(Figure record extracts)
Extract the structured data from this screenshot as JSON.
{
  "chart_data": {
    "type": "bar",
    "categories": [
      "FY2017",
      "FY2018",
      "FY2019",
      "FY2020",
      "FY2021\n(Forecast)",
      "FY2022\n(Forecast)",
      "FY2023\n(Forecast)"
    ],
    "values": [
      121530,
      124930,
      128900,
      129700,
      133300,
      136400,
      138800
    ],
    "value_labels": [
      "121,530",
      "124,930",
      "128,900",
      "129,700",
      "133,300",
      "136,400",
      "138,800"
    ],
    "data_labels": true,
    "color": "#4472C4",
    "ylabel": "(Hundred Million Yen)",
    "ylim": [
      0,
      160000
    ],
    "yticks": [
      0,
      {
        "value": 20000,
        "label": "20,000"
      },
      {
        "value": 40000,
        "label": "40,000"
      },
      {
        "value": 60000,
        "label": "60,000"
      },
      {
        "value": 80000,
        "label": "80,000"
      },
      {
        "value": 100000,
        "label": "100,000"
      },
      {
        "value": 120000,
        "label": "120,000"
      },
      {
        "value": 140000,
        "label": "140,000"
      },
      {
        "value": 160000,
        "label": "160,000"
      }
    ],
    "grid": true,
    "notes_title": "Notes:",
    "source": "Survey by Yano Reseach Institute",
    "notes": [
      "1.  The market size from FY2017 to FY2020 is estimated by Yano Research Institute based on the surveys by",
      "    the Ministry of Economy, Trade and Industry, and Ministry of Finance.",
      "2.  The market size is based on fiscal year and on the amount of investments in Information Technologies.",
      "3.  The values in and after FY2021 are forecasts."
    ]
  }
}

Given instruction: Using the listing above, please repeat every entry exactly.

Solution to this task:
Extract the structured data from this screenshot as JSON.
{
  "chart_data": {
    "type": "bar",
    "categories": [
      "FY2017",
      "FY2018",
      "FY2019",
      "FY2020",
      "FY2021\n(Forecast)",
      "FY2022\n(Forecast)",
      "FY2023\n(Forecast)"
    ],
    "values": [
      121530,
      124930,
      128900,
      129700,
      133300,
      136400,
      138800
    ],
    "value_labels": [
      "121,530",
      "124,930",
      "128,900",
      "129,700",
      "133,300",
      "136,400",
      "138,800"
    ],
    "data_labels": true,
    "color": "#4472C4",
    "ylabel": "(Hundred Million Yen)",
    "ylim": [
      0,
      160000
    ],
    "yticks": [
      0,
      {
        "value": 20000,
        "label": "20,000"
      },
      {
        "value": 40000,
        "label": "40,000"
      },
      {
        "value": 60000,
        "label": "60,000"
      },
      {
        "value": 80000,
        "label": "80,000"
      },
      {
        "value": 100000,
        "label": "100,000"
      },
      {
        "value": 120000,
        "label": "120,000"
      },
      {
        "value": 140000,
        "label": "140,000"
      },
      {
        "value": 160000,
        "label": "160,000"
      }
    ],
    "grid": true,
    "notes_title": "Notes:",
    "source": "Survey by Yano Reseach Institute",
    "notes": [
      "1.  The market size from FY2017 to FY2020 is estimated by Yano Research Institute based on the surveys by",
      "    the Ministry of Economy, Trade and Industry, and Ministry of Finance.",
      "2.  The market size is based on fiscal year and on the amount of investments in Information Technologies.",
      "3.  The values in and after FY2021 are forecasts."
    ]
  }
}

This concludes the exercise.